# [Task to carry out]
Return, from the data that follows, each line that holds the word "Nueva".

# [Dataset items]
************

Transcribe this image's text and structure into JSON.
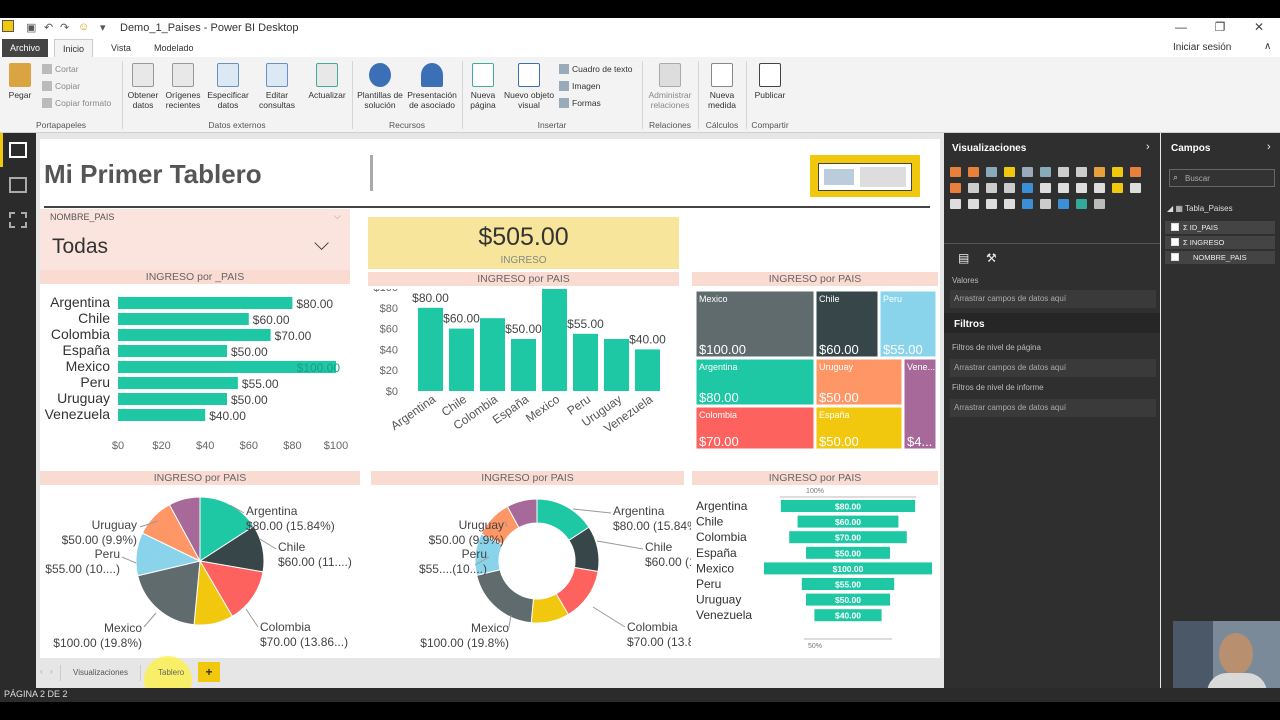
{
  "window": {
    "title": "Demo_1_Paises - Power BI Desktop",
    "signin": "Iniciar sesión"
  },
  "tabs": [
    "Archivo",
    "Inicio",
    "Vista",
    "Modelado"
  ],
  "ribbon": {
    "clipboard": {
      "paste": "Pegar",
      "cut": "Cortar",
      "copy": "Copiar",
      "format_copy": "Copiar formato",
      "group": "Portapapeles"
    },
    "external": {
      "get_data": "Obtener datos",
      "recent": "Orígenes recientes",
      "enter_data": "Especificar datos",
      "edit_queries": "Editar consultas",
      "refresh": "Actualizar",
      "group": "Datos externos"
    },
    "resources": {
      "templates": "Plantillas de solución",
      "partner": "Presentación de asociado",
      "group": "Recursos"
    },
    "insert": {
      "new_page": "Nueva página",
      "new_visual": "Nuevo objeto visual",
      "textbox": "Cuadro de texto",
      "image": "Imagen",
      "shapes": "Formas",
      "group": "Insertar"
    },
    "relations": {
      "manage": "Administrar relaciones",
      "group": "Relaciones"
    },
    "calc": {
      "new_measure": "Nueva medida",
      "group": "Cálculos"
    },
    "share": {
      "publish": "Publicar",
      "group": "Compartir"
    }
  },
  "report": {
    "title": "Mi Primer Tablero",
    "slicer": {
      "field": "NOMBRE_PAIS",
      "value": "Todas"
    },
    "card": {
      "value": "$505.00",
      "label": "INGRESO"
    },
    "bar_header": "INGRESO por _PAIS",
    "col_header": "INGRESO por PAIS",
    "tree_header": "INGRESO por PAIS",
    "pie_header": "INGRESO por PAIS",
    "donut_header": "INGRESO por PAIS",
    "funnel_header": "INGRESO por PAIS",
    "funnel_top": "100%",
    "funnel_bottom": "50%"
  },
  "chart_data": [
    {
      "type": "bar",
      "title": "INGRESO por _PAIS",
      "categories": [
        "Argentina",
        "Chile",
        "Colombia",
        "España",
        "Mexico",
        "Peru",
        "Uruguay",
        "Venezuela"
      ],
      "values": [
        80,
        60,
        70,
        50,
        100,
        55,
        50,
        40
      ],
      "labels": [
        "$80.00",
        "$60.00",
        "$70.00",
        "$50.00",
        "$100.00",
        "$55.00",
        "$50.00",
        "$40.00"
      ],
      "xticks": [
        "$0",
        "$20",
        "$40",
        "$60",
        "$80",
        "$100"
      ],
      "xlim": [
        0,
        100
      ],
      "color": "#1ec8a5"
    },
    {
      "type": "bar",
      "orientation": "vertical",
      "title": "INGRESO por PAIS",
      "categories": [
        "Argentina",
        "Chile",
        "Colombia",
        "España",
        "Mexico",
        "Peru",
        "Uruguay",
        "Venezuela"
      ],
      "values": [
        80,
        60,
        70,
        50,
        100,
        55,
        50,
        40
      ],
      "labels": [
        "$80.00",
        "$60.00",
        "",
        "$50.00",
        "$100.00",
        "$55.00",
        "",
        "$40.00"
      ],
      "yticks": [
        "$0",
        "$20",
        "$40",
        "$60",
        "$80",
        "$100"
      ],
      "ylim": [
        0,
        100
      ],
      "color": "#1ec8a5"
    },
    {
      "type": "treemap",
      "title": "INGRESO por PAIS",
      "categories": [
        "Mexico",
        "Chile",
        "Peru",
        "Argentina",
        "Uruguay",
        "Venezuela",
        "Colombia",
        "España"
      ],
      "values": [
        100,
        60,
        55,
        80,
        50,
        40,
        70,
        50
      ],
      "labels": [
        "$100.00",
        "$60.00",
        "$55.00",
        "$80.00",
        "$50.00",
        "$4...",
        "$70.00",
        "$50.00"
      ]
    },
    {
      "type": "pie",
      "title": "INGRESO por PAIS",
      "categories": [
        "Argentina",
        "Chile",
        "Colombia",
        "España",
        "Mexico",
        "Peru",
        "Uruguay",
        "Venezuela"
      ],
      "values": [
        80,
        60,
        70,
        50,
        100,
        55,
        50,
        40
      ],
      "labels": [
        "Argentina\n$80.00 (15.84%)",
        "Chile\n$60.00 (11....)",
        "Colombia\n$70.00 (13.86...)",
        "",
        "Mexico\n$100.00 (19.8%)",
        "Peru\n$55.00 (10....)",
        "Uruguay\n$50.00 (9.9%)",
        ""
      ]
    },
    {
      "type": "donut",
      "title": "INGRESO por PAIS",
      "categories": [
        "Argentina",
        "Chile",
        "Colombia",
        "España",
        "Mexico",
        "Peru",
        "Uruguay",
        "Venezuela"
      ],
      "values": [
        80,
        60,
        70,
        50,
        100,
        55,
        50,
        40
      ],
      "labels": [
        "Argentina\n$80.00 (15.84%)",
        "Chile\n$60.00 (11....)",
        "Colombia\n$70.00 (13.86...)",
        "",
        "Mexico\n$100.00 (19.8%)",
        "Peru\n$55....(10....)",
        "Uruguay\n$50.00 (9.9%)",
        ""
      ]
    },
    {
      "type": "funnel",
      "title": "INGRESO por PAIS",
      "categories": [
        "Argentina",
        "Chile",
        "Colombia",
        "España",
        "Mexico",
        "Peru",
        "Uruguay",
        "Venezuela"
      ],
      "values": [
        80,
        60,
        70,
        50,
        100,
        55,
        50,
        40
      ],
      "labels": [
        "$80.00",
        "$60.00",
        "$70.00",
        "$50.00",
        "$100.00",
        "$55.00",
        "$50.00",
        "$40.00"
      ]
    }
  ],
  "colors": {
    "teal": "#1ec8a5",
    "dark": "#374649",
    "red": "#fd625e",
    "yellow": "#f2c80f",
    "gray": "#5f6b6d",
    "blue": "#8ad4eb",
    "orange": "#fe9666",
    "purple": "#a66999"
  },
  "visualizations_panel": {
    "title": "Visualizaciones",
    "values": "Valores",
    "drop": "Arrastrar campos de datos aquí",
    "filters": "Filtros",
    "page_filters": "Filtros de nivel de página",
    "report_filters": "Filtros de nivel de informe"
  },
  "fields_panel": {
    "title": "Campos",
    "search_placeholder": "Buscar",
    "table": "Tabla_Paises",
    "fields": [
      "ID_PAIS",
      "INGRESO",
      "NOMBRE_PAIS"
    ]
  },
  "pages": [
    "Visualizaciones",
    "Tablero"
  ],
  "status": "PÁGINA 2 DE 2"
}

************

# [Response below]
      "new_page": "Nueva página",
      "new_measure": "Nueva medida",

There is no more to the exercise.